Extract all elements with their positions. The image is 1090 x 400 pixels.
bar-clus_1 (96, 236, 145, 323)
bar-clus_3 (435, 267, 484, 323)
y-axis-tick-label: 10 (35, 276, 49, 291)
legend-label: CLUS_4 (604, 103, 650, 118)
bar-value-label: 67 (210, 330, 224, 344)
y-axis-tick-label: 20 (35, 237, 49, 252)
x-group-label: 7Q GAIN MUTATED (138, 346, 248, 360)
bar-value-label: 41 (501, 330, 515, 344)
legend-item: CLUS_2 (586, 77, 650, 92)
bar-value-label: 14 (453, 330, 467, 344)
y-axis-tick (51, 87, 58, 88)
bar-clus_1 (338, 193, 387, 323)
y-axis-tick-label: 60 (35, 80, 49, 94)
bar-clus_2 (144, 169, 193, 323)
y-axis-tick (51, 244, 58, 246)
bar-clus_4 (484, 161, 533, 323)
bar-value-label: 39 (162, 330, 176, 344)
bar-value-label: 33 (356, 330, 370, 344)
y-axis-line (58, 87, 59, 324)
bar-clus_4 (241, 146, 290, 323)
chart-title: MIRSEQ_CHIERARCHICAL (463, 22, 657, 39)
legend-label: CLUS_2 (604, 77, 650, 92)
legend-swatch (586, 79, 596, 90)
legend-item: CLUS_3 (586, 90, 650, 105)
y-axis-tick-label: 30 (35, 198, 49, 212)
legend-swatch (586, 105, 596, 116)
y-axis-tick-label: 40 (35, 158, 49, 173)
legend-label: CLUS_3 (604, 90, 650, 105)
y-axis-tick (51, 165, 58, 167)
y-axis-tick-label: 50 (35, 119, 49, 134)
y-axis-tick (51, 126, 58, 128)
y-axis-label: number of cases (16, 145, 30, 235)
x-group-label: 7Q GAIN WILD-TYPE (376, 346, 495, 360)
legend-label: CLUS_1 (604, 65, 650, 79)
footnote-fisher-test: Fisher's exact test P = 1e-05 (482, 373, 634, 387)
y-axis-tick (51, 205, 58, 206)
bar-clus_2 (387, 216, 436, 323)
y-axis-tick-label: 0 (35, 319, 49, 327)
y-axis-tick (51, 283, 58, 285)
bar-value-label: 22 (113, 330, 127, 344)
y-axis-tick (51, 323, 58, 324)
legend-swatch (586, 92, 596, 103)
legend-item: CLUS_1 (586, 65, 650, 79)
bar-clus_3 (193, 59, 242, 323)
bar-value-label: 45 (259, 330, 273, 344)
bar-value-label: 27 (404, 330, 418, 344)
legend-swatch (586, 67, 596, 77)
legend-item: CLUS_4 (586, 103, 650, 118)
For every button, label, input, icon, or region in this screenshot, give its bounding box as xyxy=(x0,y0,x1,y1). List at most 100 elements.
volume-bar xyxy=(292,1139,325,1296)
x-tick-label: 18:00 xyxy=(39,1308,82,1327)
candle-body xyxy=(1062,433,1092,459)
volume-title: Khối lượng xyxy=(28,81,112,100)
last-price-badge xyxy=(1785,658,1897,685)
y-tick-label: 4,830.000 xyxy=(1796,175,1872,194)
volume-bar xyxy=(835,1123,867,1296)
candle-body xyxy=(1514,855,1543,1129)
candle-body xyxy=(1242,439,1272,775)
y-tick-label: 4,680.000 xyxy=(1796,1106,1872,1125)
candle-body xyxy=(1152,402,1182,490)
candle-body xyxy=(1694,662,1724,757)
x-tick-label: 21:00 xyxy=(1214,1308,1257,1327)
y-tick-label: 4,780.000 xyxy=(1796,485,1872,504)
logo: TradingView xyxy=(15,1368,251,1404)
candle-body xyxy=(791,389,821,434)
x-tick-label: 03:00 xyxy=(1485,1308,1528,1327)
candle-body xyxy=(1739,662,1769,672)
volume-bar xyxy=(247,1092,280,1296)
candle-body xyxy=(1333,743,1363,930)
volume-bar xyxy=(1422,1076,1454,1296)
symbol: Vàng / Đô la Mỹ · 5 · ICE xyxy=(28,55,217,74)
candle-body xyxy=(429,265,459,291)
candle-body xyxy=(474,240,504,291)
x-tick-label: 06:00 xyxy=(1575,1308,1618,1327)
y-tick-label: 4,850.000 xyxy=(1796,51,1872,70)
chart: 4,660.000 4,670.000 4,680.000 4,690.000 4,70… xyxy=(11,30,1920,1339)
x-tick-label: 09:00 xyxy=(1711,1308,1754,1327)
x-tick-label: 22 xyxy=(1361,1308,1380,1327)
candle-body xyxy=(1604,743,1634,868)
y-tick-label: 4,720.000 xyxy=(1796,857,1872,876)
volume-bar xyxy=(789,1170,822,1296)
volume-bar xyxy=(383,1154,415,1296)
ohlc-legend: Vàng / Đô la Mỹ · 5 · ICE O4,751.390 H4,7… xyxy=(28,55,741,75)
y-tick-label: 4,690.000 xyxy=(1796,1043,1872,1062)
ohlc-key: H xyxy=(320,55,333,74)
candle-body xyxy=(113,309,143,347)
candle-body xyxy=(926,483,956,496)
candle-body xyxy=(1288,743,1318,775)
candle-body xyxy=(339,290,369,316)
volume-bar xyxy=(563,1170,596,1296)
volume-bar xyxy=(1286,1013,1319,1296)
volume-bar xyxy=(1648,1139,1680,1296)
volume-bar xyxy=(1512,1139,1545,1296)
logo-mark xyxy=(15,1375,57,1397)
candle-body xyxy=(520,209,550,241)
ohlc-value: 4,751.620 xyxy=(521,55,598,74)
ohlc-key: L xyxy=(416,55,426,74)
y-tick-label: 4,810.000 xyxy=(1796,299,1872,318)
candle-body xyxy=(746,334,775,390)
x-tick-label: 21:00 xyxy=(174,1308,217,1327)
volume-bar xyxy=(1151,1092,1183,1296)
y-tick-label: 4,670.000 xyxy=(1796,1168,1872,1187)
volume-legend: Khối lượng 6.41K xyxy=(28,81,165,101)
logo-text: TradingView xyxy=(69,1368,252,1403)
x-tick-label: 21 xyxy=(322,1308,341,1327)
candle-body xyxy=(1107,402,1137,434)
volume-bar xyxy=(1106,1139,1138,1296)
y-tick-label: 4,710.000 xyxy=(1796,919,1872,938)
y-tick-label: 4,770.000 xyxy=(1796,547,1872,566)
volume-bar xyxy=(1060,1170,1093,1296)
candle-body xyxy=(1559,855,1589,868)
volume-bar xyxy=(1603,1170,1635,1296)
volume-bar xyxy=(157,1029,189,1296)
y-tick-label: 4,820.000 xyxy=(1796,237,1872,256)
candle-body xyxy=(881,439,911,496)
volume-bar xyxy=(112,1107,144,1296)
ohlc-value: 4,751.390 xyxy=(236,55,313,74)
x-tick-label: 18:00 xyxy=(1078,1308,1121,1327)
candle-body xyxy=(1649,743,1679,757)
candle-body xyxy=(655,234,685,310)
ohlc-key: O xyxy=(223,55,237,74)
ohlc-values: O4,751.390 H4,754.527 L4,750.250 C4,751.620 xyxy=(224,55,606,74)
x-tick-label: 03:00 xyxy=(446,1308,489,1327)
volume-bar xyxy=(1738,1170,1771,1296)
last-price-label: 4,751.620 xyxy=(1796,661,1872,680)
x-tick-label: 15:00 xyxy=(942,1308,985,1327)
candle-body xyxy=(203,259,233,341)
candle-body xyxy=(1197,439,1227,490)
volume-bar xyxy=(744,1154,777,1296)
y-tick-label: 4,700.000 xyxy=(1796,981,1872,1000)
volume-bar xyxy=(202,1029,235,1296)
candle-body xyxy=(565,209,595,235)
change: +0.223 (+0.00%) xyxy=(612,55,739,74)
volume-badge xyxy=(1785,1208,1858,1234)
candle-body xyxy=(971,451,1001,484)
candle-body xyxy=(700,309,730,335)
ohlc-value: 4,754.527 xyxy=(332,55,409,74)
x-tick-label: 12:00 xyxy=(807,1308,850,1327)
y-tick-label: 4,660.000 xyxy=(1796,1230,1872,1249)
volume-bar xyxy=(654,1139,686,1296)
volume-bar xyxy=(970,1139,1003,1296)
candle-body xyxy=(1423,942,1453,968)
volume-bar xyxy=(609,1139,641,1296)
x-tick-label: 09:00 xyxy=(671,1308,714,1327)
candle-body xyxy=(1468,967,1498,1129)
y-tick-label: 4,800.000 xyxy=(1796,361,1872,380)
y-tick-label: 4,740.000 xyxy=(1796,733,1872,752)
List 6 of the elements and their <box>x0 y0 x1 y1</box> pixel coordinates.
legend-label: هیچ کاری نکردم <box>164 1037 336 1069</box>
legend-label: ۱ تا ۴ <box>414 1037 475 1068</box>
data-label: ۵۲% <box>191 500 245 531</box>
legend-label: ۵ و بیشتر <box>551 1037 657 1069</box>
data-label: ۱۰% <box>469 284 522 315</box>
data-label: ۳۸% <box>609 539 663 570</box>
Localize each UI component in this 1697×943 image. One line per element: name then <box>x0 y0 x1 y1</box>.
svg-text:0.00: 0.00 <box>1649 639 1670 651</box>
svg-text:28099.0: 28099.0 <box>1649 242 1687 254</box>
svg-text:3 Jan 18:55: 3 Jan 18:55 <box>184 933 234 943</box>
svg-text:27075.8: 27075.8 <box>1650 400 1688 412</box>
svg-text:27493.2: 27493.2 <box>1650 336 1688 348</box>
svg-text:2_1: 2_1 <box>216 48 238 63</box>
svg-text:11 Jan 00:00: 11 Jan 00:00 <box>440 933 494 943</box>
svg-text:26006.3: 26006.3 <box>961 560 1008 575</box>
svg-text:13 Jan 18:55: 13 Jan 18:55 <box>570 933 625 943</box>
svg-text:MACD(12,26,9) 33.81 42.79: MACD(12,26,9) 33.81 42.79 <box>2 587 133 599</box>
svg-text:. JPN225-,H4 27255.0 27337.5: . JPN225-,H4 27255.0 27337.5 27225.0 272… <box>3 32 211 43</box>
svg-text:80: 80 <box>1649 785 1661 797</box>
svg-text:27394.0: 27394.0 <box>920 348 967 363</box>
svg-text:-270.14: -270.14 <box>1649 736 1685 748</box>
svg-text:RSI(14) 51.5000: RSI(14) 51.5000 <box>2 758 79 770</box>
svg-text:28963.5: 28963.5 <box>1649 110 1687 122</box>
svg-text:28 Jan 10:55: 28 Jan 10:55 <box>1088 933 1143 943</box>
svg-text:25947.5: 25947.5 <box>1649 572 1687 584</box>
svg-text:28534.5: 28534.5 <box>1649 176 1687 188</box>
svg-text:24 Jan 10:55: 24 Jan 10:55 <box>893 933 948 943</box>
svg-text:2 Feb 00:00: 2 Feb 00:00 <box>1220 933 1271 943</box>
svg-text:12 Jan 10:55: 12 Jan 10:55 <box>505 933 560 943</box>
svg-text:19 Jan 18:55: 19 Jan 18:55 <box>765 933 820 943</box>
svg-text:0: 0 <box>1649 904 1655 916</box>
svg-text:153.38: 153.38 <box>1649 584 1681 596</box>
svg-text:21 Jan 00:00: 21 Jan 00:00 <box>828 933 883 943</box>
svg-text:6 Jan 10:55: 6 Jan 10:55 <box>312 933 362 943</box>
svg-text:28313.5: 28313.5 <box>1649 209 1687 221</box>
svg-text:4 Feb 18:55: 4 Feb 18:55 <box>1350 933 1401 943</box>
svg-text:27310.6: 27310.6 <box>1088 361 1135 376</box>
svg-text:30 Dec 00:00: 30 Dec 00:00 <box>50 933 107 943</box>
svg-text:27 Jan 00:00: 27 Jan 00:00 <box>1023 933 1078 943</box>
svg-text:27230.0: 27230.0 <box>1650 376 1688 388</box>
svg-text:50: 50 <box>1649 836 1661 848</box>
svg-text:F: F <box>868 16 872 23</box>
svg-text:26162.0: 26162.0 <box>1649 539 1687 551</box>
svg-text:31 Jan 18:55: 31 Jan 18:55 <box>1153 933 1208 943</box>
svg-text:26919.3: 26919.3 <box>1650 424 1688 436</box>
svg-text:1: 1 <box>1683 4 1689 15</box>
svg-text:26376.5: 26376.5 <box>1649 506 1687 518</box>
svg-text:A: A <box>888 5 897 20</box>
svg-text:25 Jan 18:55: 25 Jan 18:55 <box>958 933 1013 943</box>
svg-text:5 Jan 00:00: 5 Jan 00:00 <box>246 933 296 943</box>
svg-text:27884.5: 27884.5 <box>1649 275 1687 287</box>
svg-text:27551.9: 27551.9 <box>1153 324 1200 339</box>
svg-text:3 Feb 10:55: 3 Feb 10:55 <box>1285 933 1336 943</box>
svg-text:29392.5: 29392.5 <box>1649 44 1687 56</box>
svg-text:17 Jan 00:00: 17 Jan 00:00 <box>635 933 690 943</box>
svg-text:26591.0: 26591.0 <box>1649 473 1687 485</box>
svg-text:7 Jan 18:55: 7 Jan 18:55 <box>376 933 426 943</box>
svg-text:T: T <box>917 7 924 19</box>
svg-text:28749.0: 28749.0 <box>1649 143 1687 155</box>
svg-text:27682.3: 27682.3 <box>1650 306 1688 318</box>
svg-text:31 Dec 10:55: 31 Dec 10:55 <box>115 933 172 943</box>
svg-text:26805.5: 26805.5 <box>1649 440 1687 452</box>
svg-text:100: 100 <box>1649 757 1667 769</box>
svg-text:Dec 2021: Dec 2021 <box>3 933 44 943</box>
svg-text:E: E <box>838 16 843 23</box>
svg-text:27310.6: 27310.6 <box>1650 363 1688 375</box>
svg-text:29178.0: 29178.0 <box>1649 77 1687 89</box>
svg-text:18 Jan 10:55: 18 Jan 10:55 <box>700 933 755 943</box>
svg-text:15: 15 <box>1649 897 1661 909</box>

SHORT PROBLEM:
Reproduce the material above word for word, starting at its first line and stopping after the line that contains "legend-label: CLUS_2 (604, 77, 650, 92)".

COMPLETE RESPONSE:
Extract all elements with their positions. The image is 1090 x 400 pixels.
bar-clus_1 (96, 236, 145, 323)
bar-clus_3 (435, 267, 484, 323)
y-axis-tick-label: 10 (35, 276, 49, 291)
legend-label: CLUS_4 (604, 103, 650, 118)
bar-value-label: 67 (210, 330, 224, 344)
y-axis-tick-label: 20 (35, 237, 49, 252)
x-group-label: 7Q GAIN MUTATED (138, 346, 248, 360)
bar-value-label: 41 (501, 330, 515, 344)
legend-item: CLUS_2 (586, 77, 650, 92)
bar-value-label: 14 (453, 330, 467, 344)
y-axis-tick (51, 87, 58, 88)
bar-clus_1 (338, 193, 387, 323)
y-axis-tick-label: 60 (35, 80, 49, 94)
bar-clus_2 (144, 169, 193, 323)
y-axis-tick (51, 244, 58, 246)
bar-clus_4 (484, 161, 533, 323)
bar-value-label: 39 (162, 330, 176, 344)
bar-value-label: 33 (356, 330, 370, 344)
y-axis-line (58, 87, 59, 324)
bar-clus_4 (241, 146, 290, 323)
chart-title: MIRSEQ_CHIERARCHICAL (463, 22, 657, 39)
legend-label: CLUS_2 (604, 77, 650, 92)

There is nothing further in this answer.